### [Objective]
Read through the records below and copy each line that uses the word "type".

──────── Dataset rows

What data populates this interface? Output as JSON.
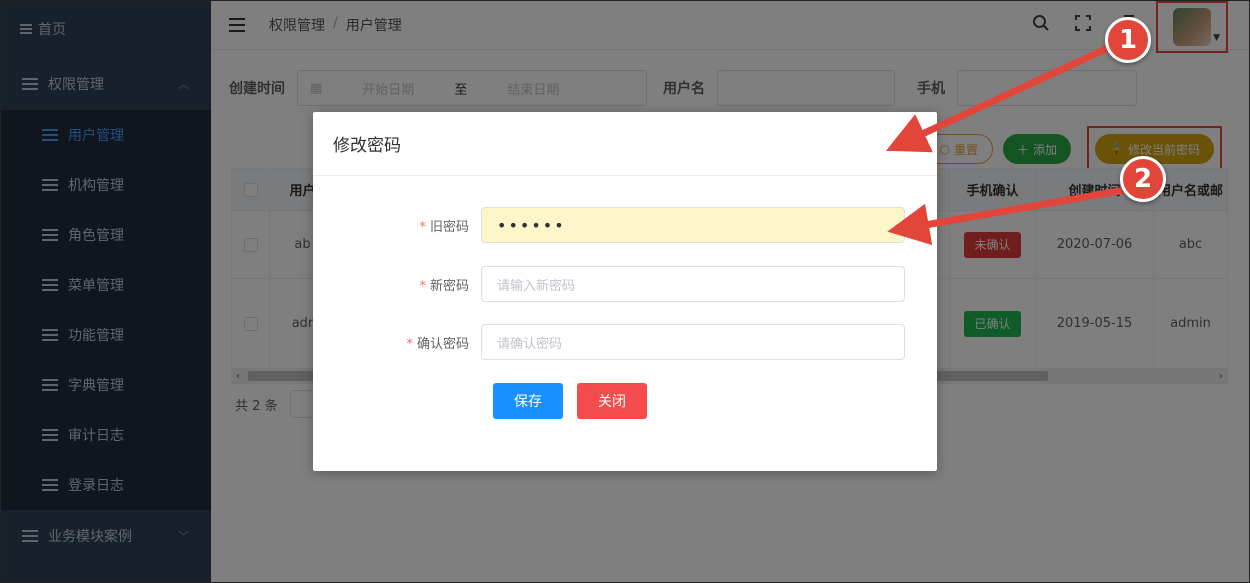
{
  "sidebar": {
    "home": "首页",
    "group_main": "权限管理",
    "items": [
      "用户管理",
      "机构管理",
      "角色管理",
      "菜单管理",
      "功能管理",
      "字典管理",
      "审计日志",
      "登录日志"
    ],
    "group_other": "业务模块案例"
  },
  "navbar": {
    "breadcrumb": [
      "权限管理",
      "用户管理"
    ]
  },
  "search": {
    "created_label": "创建时间",
    "start_placeholder": "开始日期",
    "range_sep": "至",
    "end_placeholder": "结束日期",
    "username_label": "用户名",
    "phone_label": "手机"
  },
  "actions": {
    "reset": "重置",
    "add": "添加",
    "change_pwd": "修改当前密码"
  },
  "table": {
    "headers": {
      "user": "用户",
      "phone_confirm": "手机确认",
      "created": "创建时间",
      "user_or_email": "用户名或邮"
    },
    "rows": [
      {
        "user": "ab",
        "status": "未确认",
        "date": "2020-07-06",
        "name": "abc"
      },
      {
        "user": "adr",
        "status": "已确认",
        "date": "2019-05-15",
        "name": "admin"
      }
    ]
  },
  "pager": {
    "total": "共 2 条"
  },
  "dialog": {
    "title": "修改密码",
    "old_label": "旧密码",
    "old_value": "••••••",
    "new_label": "新密码",
    "new_placeholder": "请输入新密码",
    "confirm_label": "确认密码",
    "confirm_placeholder": "请确认密码",
    "save": "保存",
    "close": "关闭"
  },
  "annotations": {
    "step1": "1",
    "step2": "2"
  },
  "colors": {
    "sidebar": "#304156",
    "active": "#409eff",
    "annotation": "#e2463b",
    "save": "#1890ff",
    "close": "#f44c4c"
  }
}
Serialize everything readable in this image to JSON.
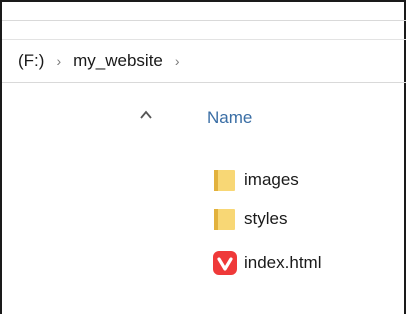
{
  "breadcrumb": {
    "items": [
      "(F:)",
      "my_website"
    ],
    "separator": "›"
  },
  "list": {
    "column_header": "Name",
    "sort_direction": "ascending",
    "files": [
      {
        "name": "images",
        "type": "folder"
      },
      {
        "name": "styles",
        "type": "folder"
      },
      {
        "name": "index.html",
        "type": "html-file"
      }
    ]
  },
  "colors": {
    "folder": "#f8d775",
    "folder_tab": "#e2b13c",
    "vivaldi_red": "#ef3939",
    "header_text": "#3a6ea5"
  }
}
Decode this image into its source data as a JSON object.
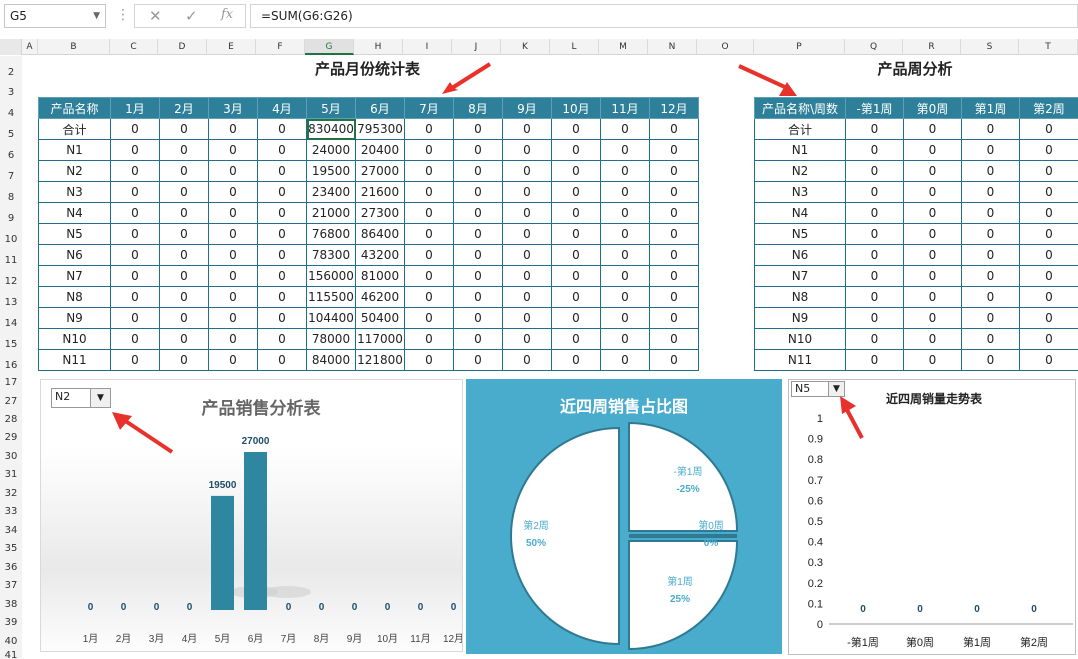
{
  "formula_bar": {
    "name_box": "G5",
    "formula": "=SUM(G6:G26)",
    "cancel_icon": "✕",
    "enter_icon": "✓",
    "fx_label": "fx"
  },
  "col_headers": [
    "A",
    "B",
    "C",
    "D",
    "E",
    "F",
    "G",
    "H",
    "I",
    "J",
    "K",
    "L",
    "M",
    "N",
    "O",
    "P",
    "Q",
    "R",
    "S",
    "T"
  ],
  "row_headers": [
    "2",
    "3",
    "4",
    "5",
    "6",
    "7",
    "8",
    "9",
    "10",
    "11",
    "12",
    "13",
    "14",
    "15",
    "16",
    "17",
    "27",
    "28",
    "29",
    "30",
    "31",
    "32",
    "33",
    "34",
    "35",
    "36",
    "37",
    "38",
    "39",
    "40",
    "41"
  ],
  "monthly": {
    "title": "产品月份统计表",
    "headers": [
      "产品名称",
      "1月",
      "2月",
      "3月",
      "4月",
      "5月",
      "6月",
      "7月",
      "8月",
      "9月",
      "10月",
      "11月",
      "12月"
    ],
    "rows": [
      [
        "合计",
        "0",
        "0",
        "0",
        "0",
        "830400",
        "795300",
        "0",
        "0",
        "0",
        "0",
        "0",
        "0"
      ],
      [
        "N1",
        "0",
        "0",
        "0",
        "0",
        "24000",
        "20400",
        "0",
        "0",
        "0",
        "0",
        "0",
        "0"
      ],
      [
        "N2",
        "0",
        "0",
        "0",
        "0",
        "19500",
        "27000",
        "0",
        "0",
        "0",
        "0",
        "0",
        "0"
      ],
      [
        "N3",
        "0",
        "0",
        "0",
        "0",
        "23400",
        "21600",
        "0",
        "0",
        "0",
        "0",
        "0",
        "0"
      ],
      [
        "N4",
        "0",
        "0",
        "0",
        "0",
        "21000",
        "27300",
        "0",
        "0",
        "0",
        "0",
        "0",
        "0"
      ],
      [
        "N5",
        "0",
        "0",
        "0",
        "0",
        "76800",
        "86400",
        "0",
        "0",
        "0",
        "0",
        "0",
        "0"
      ],
      [
        "N6",
        "0",
        "0",
        "0",
        "0",
        "78300",
        "43200",
        "0",
        "0",
        "0",
        "0",
        "0",
        "0"
      ],
      [
        "N7",
        "0",
        "0",
        "0",
        "0",
        "156000",
        "81000",
        "0",
        "0",
        "0",
        "0",
        "0",
        "0"
      ],
      [
        "N8",
        "0",
        "0",
        "0",
        "0",
        "115500",
        "46200",
        "0",
        "0",
        "0",
        "0",
        "0",
        "0"
      ],
      [
        "N9",
        "0",
        "0",
        "0",
        "0",
        "104400",
        "50400",
        "0",
        "0",
        "0",
        "0",
        "0",
        "0"
      ],
      [
        "N10",
        "0",
        "0",
        "0",
        "0",
        "78000",
        "117000",
        "0",
        "0",
        "0",
        "0",
        "0",
        "0"
      ],
      [
        "N11",
        "0",
        "0",
        "0",
        "0",
        "84000",
        "121800",
        "0",
        "0",
        "0",
        "0",
        "0",
        "0"
      ]
    ]
  },
  "weekly": {
    "title": "产品周分析",
    "headers": [
      "产品名称\\周数",
      "-第1周",
      "第0周",
      "第1周",
      "第2周"
    ],
    "rows": [
      [
        "合计",
        "0",
        "0",
        "0",
        "0"
      ],
      [
        "N1",
        "0",
        "0",
        "0",
        "0"
      ],
      [
        "N2",
        "0",
        "0",
        "0",
        "0"
      ],
      [
        "N3",
        "0",
        "0",
        "0",
        "0"
      ],
      [
        "N4",
        "0",
        "0",
        "0",
        "0"
      ],
      [
        "N5",
        "0",
        "0",
        "0",
        "0"
      ],
      [
        "N6",
        "0",
        "0",
        "0",
        "0"
      ],
      [
        "N7",
        "0",
        "0",
        "0",
        "0"
      ],
      [
        "N8",
        "0",
        "0",
        "0",
        "0"
      ],
      [
        "N9",
        "0",
        "0",
        "0",
        "0"
      ],
      [
        "N10",
        "0",
        "0",
        "0",
        "0"
      ],
      [
        "N11",
        "0",
        "0",
        "0",
        "0"
      ]
    ]
  },
  "chart_data": [
    {
      "type": "bar",
      "title": "产品销售分析表",
      "selector": "N2",
      "categories": [
        "1月",
        "2月",
        "3月",
        "4月",
        "5月",
        "6月",
        "7月",
        "8月",
        "9月",
        "10月",
        "11月",
        "12月"
      ],
      "values": [
        0,
        0,
        0,
        0,
        19500,
        27000,
        0,
        0,
        0,
        0,
        0,
        0
      ],
      "value_labels": [
        "0",
        "0",
        "0",
        "0",
        "19500",
        "27000",
        "0",
        "0",
        "0",
        "0",
        "0",
        "0"
      ],
      "ylim": [
        0,
        27000
      ],
      "bar_color": "#2e86a0",
      "grid": false
    },
    {
      "type": "pie",
      "title": "近四周销售占比图",
      "background": "#4aaccc",
      "slices": [
        {
          "label": "-第1周",
          "pct_label": "-25%",
          "value": -25
        },
        {
          "label": "第0周",
          "pct_label": "0%",
          "value": 0
        },
        {
          "label": "第1周",
          "pct_label": "25%",
          "value": 25
        },
        {
          "label": "第2周",
          "pct_label": "50%",
          "value": 50
        }
      ]
    },
    {
      "type": "line",
      "title": "近四周销量走势表",
      "selector": "N5",
      "categories": [
        "-第1周",
        "第0周",
        "第1周",
        "第2周"
      ],
      "values": [
        0,
        0,
        0,
        0
      ],
      "value_labels": [
        "0",
        "0",
        "0",
        "0"
      ],
      "yticks": [
        "1",
        "0.9",
        "0.8",
        "0.7",
        "0.6",
        "0.5",
        "0.4",
        "0.3",
        "0.2",
        "0.1",
        "0"
      ],
      "ylim": [
        0,
        1
      ],
      "grid": false
    }
  ]
}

────────────────

### [Response to the task]
        "type": "folder"
        "type": "folder"
        "type": "html-file"
      "type": "bar",
      "type": "pie",
      "type": "line",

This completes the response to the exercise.